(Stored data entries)
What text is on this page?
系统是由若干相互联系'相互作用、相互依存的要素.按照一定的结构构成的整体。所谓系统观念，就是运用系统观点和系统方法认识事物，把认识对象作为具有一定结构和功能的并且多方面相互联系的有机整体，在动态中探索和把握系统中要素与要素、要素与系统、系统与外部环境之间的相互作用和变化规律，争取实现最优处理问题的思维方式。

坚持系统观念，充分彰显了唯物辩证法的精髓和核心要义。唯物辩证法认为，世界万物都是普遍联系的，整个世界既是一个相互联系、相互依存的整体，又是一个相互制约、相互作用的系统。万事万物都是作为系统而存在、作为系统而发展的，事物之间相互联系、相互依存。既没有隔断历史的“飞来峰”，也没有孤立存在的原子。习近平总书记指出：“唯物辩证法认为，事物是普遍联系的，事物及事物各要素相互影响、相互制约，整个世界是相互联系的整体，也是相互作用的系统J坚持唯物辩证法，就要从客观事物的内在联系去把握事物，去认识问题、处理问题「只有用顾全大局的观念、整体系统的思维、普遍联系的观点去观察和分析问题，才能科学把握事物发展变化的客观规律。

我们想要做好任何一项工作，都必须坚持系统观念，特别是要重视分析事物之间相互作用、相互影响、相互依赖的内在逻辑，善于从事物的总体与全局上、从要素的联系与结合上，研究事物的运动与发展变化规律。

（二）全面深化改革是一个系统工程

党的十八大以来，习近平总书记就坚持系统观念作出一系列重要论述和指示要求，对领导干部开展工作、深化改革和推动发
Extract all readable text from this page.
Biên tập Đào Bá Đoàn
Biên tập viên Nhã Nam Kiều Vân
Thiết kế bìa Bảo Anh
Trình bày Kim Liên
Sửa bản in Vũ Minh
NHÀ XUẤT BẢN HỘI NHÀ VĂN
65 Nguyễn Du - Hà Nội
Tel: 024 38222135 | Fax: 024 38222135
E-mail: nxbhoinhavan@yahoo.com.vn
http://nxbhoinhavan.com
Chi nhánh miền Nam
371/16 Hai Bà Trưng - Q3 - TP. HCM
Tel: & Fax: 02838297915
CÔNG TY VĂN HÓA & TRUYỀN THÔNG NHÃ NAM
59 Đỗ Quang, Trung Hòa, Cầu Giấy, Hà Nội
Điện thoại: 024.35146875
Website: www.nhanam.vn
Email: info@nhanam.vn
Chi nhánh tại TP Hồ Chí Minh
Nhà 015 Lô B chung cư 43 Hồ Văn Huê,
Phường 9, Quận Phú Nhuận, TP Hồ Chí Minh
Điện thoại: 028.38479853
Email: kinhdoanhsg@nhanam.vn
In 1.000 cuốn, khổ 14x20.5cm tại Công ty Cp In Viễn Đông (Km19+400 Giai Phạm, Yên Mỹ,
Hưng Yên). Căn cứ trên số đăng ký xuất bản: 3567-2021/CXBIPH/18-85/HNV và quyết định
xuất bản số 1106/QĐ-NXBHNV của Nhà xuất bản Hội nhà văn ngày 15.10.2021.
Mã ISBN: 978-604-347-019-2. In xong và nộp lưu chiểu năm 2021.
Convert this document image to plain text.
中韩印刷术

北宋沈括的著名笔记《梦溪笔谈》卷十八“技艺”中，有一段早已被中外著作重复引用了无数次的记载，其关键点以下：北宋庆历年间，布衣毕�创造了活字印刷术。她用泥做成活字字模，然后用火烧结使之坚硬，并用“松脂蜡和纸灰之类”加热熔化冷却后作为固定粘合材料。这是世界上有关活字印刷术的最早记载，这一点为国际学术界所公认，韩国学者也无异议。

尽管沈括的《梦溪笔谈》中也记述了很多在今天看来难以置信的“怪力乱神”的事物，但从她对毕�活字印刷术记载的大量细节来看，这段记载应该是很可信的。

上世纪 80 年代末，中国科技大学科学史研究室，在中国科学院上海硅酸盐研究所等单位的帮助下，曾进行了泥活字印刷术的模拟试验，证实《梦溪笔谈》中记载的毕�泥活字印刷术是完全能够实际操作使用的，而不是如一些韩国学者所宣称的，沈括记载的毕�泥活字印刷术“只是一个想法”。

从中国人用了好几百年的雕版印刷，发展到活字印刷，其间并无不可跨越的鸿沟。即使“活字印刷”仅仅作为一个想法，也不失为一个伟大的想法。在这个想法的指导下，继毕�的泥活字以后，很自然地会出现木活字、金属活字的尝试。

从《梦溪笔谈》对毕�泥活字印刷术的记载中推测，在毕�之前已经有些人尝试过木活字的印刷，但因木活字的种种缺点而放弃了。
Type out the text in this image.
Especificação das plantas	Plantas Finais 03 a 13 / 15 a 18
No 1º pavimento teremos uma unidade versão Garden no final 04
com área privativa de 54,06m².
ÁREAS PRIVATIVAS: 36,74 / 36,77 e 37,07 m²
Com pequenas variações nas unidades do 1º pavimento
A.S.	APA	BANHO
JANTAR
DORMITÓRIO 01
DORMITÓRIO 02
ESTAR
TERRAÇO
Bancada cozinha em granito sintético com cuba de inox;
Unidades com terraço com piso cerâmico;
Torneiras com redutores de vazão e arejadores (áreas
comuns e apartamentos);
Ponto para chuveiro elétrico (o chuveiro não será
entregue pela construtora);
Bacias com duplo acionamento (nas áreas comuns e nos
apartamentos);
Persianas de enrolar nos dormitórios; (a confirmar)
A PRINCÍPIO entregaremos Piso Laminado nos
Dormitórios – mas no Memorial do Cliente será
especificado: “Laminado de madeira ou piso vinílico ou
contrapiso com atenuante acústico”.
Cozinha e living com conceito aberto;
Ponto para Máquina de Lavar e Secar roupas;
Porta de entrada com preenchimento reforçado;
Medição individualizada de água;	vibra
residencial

WHAT THE TASK ASKS → Restate all of the entries above precisely.

SOLUTION FOR THIS TASK →
What text is on this page?
系统是由若干相互联系'相互作用、相互依存的要素.按照一定的结构构成的整体。所谓系统观念，就是运用系统观点和系统方法认识事物，把认识对象作为具有一定结构和功能的并且多方面相互联系的有机整体，在动态中探索和把握系统中要素与要素、要素与系统、系统与外部环境之间的相互作用和变化规律，争取实现最优处理问题的思维方式。

坚持系统观念，充分彰显了唯物辩证法的精髓和核心要义。唯物辩证法认为，世界万物都是普遍联系的，整个世界既是一个相互联系、相互依存的整体，又是一个相互制约、相互作用的系统。万事万物都是作为系统而存在、作为系统而发展的，事物之间相互联系、相互依存。既没有隔断历史的“飞来峰”，也没有孤立存在的原子。习近平总书记指出：“唯物辩证法认为，事物是普遍联系的，事物及事物各要素相互影响、相互制约，整个世界是相互联系的整体，也是相互作用的系统J坚持唯物辩证法，就要从客观事物的内在联系去把握事物，去认识问题、处理问题「只有用顾全大局的观念、整体系统的思维、普遍联系的观点去观察和分析问题，才能科学把握事物发展变化的客观规律。

我们想要做好任何一项工作，都必须坚持系统观念，特别是要重视分析事物之间相互作用、相互影响、相互依赖的内在逻辑，善于从事物的总体与全局上、从要素的联系与结合上，研究事物的运动与发展变化规律。

（二）全面深化改革是一个系统工程

党的十八大以来，习近平总书记就坚持系统观念作出一系列重要论述和指示要求，对领导干部开展工作、深化改革和推动发
Extract all readable text from this page.
Biên tập Đào Bá Đoàn
Biên tập viên Nhã Nam Kiều Vân
Thiết kế bìa Bảo Anh
Trình bày Kim Liên
Sửa bản in Vũ Minh
NHÀ XUẤT BẢN HỘI NHÀ VĂN
65 Nguyễn Du - Hà Nội
Tel: 024 38222135 | Fax: 024 38222135
E-mail: nxbhoinhavan@yahoo.com.vn
http://nxbhoinhavan.com
Chi nhánh miền Nam
371/16 Hai Bà Trưng - Q3 - TP. HCM
Tel: & Fax: 02838297915
CÔNG TY VĂN HÓA & TRUYỀN THÔNG NHÃ NAM
59 Đỗ Quang, Trung Hòa, Cầu Giấy, Hà Nội
Điện thoại: 024.35146875
Website: www.nhanam.vn
Email: info@nhanam.vn
Chi nhánh tại TP Hồ Chí Minh
Nhà 015 Lô B chung cư 43 Hồ Văn Huê,
Phường 9, Quận Phú Nhuận, TP Hồ Chí Minh
Điện thoại: 028.38479853
Email: kinhdoanhsg@nhanam.vn
In 1.000 cuốn, khổ 14x20.5cm tại Công ty Cp In Viễn Đông (Km19+400 Giai Phạm, Yên Mỹ,
Hưng Yên). Căn cứ trên số đăng ký xuất bản: 3567-2021/CXBIPH/18-85/HNV và quyết định
xuất bản số 1106/QĐ-NXBHNV của Nhà xuất bản Hội nhà văn ngày 15.10.2021.
Mã ISBN: 978-604-347-019-2. In xong và nộp lưu chiểu năm 2021.
Convert this document image to plain text.
中韩印刷术

北宋沈括的著名笔记《梦溪笔谈》卷十八“技艺”中，有一段早已被中外著作重复引用了无数次的记载，其关键点以下：北宋庆历年间，布衣毕�创造了活字印刷术。她用泥做成活字字模，然后用火烧结使之坚硬，并用“松脂蜡和纸灰之类”加热熔化冷却后作为固定粘合材料。这是世界上有关活字印刷术的最早记载，这一点为国际学术界所公认，韩国学者也无异议。

尽管沈括的《梦溪笔谈》中也记述了很多在今天看来难以置信的“怪力乱神”的事物，但从她对毕�活字印刷术记载的大量细节来看，这段记载应该是很可信的。

上世纪 80 年代末，中国科技大学科学史研究室，在中国科学院上海硅酸盐研究所等单位的帮助下，曾进行了泥活字印刷术的模拟试验，证实《梦溪笔谈》中记载的毕�泥活字印刷术是完全能够实际操作使用的，而不是如一些韩国学者所宣称的，沈括记载的毕�泥活字印刷术“只是一个想法”。

从中国人用了好几百年的雕版印刷，发展到活字印刷，其间并无不可跨越的鸿沟。即使“活字印刷”仅仅作为一个想法，也不失为一个伟大的想法。在这个想法的指导下，继毕�的泥活字以后，很自然地会出现木活字、金属活字的尝试。

从《梦溪笔谈》对毕�泥活字印刷术的记载中推测，在毕�之前已经有些人尝试过木活字的印刷，但因木活字的种种缺点而放弃了。
Type out the text in this image.
Especificação das plantas	Plantas Finais 03 a 13 / 15 a 18
No 1º pavimento teremos uma unidade versão Garden no final 04
com área privativa de 54,06m².
ÁREAS PRIVATIVAS: 36,74 / 36,77 e 37,07 m²
Com pequenas variações nas unidades do 1º pavimento
A.S.	APA	BANHO
JANTAR
DORMITÓRIO 01
DORMITÓRIO 02
ESTAR
TERRAÇO
Bancada cozinha em granito sintético com cuba de inox;
Unidades com terraço com piso cerâmico;
Torneiras com redutores de vazão e arejadores (áreas
comuns e apartamentos);
Ponto para chuveiro elétrico (o chuveiro não será
entregue pela construtora);
Bacias com duplo acionamento (nas áreas comuns e nos
apartamentos);
Persianas de enrolar nos dormitórios; (a confirmar)
A PRINCÍPIO entregaremos Piso Laminado nos
Dormitórios – mas no Memorial do Cliente será
especificado: “Laminado de madeira ou piso vinílico ou
contrapiso com atenuante acústico”.
Cozinha e living com conceito aberto;
Ponto para Máquina de Lavar e Secar roupas;
Porta de entrada com preenchimento reforçado;
Medição individualizada de água;	vibra
residencial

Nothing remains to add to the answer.